WORK TO COMPLETE = Check every line of the material below for the string "polar", and return the ones that have it.

Records from a collection of figures
*****

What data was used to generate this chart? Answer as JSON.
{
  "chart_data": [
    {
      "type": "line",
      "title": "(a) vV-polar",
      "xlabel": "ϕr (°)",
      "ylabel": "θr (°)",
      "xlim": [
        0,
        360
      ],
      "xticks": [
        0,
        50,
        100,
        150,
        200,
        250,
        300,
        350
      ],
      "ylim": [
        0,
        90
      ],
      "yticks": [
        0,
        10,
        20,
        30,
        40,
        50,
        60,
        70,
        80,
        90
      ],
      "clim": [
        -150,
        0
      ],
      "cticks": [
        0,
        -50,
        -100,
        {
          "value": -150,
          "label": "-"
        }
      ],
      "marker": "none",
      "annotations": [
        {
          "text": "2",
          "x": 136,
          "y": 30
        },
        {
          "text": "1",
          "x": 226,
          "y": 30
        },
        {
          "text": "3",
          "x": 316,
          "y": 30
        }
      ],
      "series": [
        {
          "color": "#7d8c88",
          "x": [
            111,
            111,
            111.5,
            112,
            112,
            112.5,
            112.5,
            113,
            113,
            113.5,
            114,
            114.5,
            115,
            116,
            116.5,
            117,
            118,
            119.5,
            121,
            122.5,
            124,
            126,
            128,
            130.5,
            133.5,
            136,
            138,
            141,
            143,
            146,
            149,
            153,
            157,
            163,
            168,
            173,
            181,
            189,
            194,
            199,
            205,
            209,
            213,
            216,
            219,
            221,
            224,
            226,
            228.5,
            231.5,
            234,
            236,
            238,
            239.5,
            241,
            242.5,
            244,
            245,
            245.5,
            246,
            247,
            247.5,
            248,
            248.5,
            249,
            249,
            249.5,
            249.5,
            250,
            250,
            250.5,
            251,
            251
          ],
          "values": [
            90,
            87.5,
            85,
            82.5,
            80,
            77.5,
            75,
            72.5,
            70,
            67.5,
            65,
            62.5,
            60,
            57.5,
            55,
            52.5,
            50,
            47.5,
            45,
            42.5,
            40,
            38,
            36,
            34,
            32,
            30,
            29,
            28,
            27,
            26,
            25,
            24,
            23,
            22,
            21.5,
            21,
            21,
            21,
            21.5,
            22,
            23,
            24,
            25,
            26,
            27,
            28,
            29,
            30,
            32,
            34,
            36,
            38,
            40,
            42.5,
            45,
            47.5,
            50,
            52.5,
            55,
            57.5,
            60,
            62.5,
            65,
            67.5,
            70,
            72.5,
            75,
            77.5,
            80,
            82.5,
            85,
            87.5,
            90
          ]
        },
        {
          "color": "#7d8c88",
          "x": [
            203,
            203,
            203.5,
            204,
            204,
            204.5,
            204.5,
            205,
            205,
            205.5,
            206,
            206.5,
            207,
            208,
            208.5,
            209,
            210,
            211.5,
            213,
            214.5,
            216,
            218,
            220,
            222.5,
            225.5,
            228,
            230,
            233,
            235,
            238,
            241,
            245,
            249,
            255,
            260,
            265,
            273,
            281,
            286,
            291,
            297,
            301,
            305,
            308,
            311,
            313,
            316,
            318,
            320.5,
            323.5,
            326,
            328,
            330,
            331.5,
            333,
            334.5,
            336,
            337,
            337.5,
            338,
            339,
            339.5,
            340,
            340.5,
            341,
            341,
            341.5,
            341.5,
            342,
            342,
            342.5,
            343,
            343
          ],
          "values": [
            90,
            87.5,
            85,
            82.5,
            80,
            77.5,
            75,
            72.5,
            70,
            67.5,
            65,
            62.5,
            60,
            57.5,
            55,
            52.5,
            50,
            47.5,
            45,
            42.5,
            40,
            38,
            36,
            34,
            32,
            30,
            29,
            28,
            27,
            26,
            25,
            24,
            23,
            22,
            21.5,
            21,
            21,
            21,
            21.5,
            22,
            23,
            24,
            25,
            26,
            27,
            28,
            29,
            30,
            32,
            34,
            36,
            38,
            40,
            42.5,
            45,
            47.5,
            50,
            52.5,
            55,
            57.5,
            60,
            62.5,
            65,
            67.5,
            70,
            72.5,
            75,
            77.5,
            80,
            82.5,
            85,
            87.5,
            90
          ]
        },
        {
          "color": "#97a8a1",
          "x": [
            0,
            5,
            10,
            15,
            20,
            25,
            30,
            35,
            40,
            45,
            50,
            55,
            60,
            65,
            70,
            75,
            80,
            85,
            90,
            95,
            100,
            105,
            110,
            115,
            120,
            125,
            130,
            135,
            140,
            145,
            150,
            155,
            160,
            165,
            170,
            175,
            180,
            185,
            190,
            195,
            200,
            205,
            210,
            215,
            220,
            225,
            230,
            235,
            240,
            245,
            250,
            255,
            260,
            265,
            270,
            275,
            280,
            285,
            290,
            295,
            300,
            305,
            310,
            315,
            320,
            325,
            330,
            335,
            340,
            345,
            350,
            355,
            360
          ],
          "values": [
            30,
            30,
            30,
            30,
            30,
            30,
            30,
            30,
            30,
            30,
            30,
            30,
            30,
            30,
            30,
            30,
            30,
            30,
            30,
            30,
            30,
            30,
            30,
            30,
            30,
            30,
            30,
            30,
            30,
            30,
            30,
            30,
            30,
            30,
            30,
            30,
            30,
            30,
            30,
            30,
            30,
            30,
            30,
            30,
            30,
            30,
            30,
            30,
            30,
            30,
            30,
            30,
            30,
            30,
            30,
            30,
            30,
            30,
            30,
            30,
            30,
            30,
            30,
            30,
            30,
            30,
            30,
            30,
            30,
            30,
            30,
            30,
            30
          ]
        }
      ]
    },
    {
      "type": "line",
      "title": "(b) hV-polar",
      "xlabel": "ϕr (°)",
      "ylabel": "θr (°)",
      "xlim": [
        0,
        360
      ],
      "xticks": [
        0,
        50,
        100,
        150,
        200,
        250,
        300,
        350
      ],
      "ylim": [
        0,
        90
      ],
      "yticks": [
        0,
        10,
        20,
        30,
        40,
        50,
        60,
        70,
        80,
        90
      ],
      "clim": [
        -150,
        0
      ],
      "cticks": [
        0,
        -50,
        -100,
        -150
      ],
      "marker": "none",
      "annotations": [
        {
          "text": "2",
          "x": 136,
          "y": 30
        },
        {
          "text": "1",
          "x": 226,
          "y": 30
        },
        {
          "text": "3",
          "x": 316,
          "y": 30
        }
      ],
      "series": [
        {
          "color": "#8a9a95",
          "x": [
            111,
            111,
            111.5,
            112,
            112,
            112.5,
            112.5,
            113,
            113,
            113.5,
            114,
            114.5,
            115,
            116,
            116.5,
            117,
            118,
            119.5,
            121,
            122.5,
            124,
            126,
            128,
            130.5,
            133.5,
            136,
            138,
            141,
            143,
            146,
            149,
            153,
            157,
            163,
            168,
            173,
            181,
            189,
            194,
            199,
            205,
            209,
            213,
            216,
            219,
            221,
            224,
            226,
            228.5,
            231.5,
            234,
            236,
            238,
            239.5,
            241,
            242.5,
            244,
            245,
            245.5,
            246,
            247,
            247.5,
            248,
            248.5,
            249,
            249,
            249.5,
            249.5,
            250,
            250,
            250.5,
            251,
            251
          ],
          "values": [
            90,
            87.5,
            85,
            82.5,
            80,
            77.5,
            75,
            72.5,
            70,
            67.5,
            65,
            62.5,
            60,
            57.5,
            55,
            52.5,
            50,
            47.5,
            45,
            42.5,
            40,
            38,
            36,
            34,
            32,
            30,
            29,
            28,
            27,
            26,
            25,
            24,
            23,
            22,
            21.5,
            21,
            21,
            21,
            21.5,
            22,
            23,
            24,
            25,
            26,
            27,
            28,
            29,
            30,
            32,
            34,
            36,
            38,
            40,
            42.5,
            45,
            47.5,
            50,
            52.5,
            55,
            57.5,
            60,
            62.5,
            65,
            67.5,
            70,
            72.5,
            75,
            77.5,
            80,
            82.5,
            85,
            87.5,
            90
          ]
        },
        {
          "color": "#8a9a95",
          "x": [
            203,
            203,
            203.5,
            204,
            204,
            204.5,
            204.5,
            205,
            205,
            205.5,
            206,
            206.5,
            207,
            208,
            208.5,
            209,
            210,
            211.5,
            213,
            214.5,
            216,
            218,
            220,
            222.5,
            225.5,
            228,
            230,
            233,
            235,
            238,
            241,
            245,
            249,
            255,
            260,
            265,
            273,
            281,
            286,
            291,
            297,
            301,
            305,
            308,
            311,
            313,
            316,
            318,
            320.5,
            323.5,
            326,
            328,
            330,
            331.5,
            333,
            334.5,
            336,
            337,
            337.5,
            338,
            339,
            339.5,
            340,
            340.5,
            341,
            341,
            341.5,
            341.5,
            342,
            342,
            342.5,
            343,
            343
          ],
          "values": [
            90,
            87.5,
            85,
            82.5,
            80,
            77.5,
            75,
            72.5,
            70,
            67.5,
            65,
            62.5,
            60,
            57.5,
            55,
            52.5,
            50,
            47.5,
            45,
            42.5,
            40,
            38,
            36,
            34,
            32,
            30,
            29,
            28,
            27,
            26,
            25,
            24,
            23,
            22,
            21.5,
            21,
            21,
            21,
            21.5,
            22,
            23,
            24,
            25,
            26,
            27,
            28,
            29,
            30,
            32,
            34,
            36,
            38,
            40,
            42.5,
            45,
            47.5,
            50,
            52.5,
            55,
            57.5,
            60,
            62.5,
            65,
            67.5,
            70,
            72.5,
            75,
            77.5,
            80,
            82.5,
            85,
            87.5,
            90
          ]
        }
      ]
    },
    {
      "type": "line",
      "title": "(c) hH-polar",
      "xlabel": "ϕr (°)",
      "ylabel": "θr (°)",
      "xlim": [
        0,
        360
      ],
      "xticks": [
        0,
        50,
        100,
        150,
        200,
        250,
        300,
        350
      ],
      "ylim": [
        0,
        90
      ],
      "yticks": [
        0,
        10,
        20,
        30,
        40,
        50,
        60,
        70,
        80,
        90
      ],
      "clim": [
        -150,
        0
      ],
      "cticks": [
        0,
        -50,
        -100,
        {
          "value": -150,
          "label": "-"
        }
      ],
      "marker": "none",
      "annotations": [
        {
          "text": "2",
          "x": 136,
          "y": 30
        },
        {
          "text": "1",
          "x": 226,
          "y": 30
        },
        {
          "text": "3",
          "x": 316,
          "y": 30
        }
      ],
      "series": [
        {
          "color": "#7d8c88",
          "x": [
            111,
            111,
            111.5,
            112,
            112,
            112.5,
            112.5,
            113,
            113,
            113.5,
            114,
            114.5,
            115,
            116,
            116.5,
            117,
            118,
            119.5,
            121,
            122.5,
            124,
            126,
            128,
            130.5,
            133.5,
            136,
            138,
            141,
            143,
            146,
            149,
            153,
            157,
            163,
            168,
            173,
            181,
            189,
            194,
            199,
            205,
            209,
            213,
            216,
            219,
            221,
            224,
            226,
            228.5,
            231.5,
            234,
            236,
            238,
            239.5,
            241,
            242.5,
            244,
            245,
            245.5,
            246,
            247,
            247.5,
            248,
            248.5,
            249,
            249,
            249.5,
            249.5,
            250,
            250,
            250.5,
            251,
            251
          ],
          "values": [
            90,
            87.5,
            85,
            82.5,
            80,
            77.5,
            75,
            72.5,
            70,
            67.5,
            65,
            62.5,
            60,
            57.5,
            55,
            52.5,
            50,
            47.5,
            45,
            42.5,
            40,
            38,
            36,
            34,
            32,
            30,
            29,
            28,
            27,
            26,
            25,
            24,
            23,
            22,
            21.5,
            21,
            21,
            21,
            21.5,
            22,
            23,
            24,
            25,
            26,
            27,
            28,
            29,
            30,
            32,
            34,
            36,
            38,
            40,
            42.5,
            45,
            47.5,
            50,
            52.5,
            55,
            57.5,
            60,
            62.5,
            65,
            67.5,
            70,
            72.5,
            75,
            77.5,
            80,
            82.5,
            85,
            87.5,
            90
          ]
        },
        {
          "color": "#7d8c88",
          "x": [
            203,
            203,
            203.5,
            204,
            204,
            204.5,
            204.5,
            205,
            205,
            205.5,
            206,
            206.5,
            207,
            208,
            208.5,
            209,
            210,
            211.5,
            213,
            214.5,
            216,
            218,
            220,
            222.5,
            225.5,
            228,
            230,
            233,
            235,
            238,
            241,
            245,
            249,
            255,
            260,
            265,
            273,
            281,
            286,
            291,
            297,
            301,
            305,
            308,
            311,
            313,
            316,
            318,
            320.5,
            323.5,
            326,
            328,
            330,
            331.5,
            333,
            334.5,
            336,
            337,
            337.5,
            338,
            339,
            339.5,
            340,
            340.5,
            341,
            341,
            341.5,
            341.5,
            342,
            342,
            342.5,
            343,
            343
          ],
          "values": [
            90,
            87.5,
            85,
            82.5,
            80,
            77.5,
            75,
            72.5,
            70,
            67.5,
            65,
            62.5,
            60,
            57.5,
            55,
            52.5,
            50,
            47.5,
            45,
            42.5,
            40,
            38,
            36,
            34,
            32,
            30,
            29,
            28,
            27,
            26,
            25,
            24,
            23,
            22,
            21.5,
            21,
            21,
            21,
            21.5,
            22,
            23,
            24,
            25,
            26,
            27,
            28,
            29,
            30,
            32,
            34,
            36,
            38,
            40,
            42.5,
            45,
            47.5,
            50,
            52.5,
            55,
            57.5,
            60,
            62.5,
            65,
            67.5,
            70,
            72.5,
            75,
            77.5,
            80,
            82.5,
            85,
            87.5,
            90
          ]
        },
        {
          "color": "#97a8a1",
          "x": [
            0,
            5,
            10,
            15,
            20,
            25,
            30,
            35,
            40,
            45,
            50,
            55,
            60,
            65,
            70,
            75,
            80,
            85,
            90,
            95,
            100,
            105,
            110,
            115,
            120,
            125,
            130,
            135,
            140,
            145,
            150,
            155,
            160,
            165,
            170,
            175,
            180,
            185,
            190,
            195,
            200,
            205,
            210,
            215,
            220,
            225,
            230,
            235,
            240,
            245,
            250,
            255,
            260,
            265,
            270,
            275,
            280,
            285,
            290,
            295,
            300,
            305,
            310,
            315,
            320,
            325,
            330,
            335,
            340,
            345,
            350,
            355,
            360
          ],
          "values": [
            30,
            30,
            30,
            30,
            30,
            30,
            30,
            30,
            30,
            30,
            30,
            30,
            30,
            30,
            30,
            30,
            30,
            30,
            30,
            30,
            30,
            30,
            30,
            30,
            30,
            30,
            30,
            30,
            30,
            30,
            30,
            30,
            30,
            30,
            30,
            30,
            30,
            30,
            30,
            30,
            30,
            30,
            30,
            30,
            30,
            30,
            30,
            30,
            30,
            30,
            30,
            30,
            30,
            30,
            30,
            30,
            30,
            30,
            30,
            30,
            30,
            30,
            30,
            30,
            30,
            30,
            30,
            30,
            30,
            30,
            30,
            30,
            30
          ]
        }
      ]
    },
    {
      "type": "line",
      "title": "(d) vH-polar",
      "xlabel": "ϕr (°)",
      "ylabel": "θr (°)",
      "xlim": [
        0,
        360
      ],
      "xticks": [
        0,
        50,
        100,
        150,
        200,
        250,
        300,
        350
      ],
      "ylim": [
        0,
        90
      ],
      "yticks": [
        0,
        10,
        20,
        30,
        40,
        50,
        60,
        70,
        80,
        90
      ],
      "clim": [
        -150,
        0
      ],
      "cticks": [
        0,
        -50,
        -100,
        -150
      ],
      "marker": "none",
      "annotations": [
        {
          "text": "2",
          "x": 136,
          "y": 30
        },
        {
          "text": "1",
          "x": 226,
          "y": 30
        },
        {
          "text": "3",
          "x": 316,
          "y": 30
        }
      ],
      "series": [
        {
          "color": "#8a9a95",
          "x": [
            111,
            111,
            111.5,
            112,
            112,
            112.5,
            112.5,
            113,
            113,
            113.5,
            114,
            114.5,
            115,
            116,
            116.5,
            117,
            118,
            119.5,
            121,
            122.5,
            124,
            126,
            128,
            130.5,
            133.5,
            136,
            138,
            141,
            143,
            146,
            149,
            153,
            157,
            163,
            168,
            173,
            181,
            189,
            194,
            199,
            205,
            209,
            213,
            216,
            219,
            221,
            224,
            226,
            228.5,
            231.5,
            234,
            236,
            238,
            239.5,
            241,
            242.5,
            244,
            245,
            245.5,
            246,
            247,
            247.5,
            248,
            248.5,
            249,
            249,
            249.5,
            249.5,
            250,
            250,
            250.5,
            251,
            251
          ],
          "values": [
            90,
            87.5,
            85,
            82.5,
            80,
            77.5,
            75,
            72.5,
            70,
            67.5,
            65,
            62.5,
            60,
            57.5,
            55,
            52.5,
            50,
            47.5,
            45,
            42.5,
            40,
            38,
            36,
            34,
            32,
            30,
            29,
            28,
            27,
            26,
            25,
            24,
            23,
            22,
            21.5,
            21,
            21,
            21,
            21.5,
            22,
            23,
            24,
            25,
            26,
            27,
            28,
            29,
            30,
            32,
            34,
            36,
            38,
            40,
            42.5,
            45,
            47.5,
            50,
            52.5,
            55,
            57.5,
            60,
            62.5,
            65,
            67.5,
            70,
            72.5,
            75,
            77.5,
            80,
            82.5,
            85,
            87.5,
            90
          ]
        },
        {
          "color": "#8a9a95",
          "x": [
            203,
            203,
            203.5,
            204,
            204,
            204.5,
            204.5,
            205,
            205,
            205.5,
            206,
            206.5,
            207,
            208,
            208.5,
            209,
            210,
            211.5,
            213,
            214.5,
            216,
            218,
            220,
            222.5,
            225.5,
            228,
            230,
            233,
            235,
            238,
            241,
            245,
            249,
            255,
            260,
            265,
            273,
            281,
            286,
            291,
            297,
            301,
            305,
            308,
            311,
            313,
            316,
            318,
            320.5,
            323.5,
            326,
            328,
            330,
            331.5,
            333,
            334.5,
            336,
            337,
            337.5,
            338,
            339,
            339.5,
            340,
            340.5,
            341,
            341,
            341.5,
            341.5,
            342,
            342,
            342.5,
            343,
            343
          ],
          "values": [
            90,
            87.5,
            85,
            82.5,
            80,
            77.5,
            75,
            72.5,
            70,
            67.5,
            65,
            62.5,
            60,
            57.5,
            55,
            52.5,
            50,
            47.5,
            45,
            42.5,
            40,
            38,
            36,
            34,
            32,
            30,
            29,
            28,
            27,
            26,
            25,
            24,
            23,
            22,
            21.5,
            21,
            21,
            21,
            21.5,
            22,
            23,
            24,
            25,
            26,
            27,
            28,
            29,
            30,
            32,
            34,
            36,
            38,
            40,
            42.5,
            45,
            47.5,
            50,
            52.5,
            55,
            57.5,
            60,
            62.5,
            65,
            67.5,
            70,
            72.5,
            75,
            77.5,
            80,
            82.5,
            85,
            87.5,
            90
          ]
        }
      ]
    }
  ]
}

*****

SOLUTION =
      "title": "(a) vV-polar",
      "title": "(b) hV-polar",
      "title": "(c) hH-polar",
      "title": "(d) vH-polar",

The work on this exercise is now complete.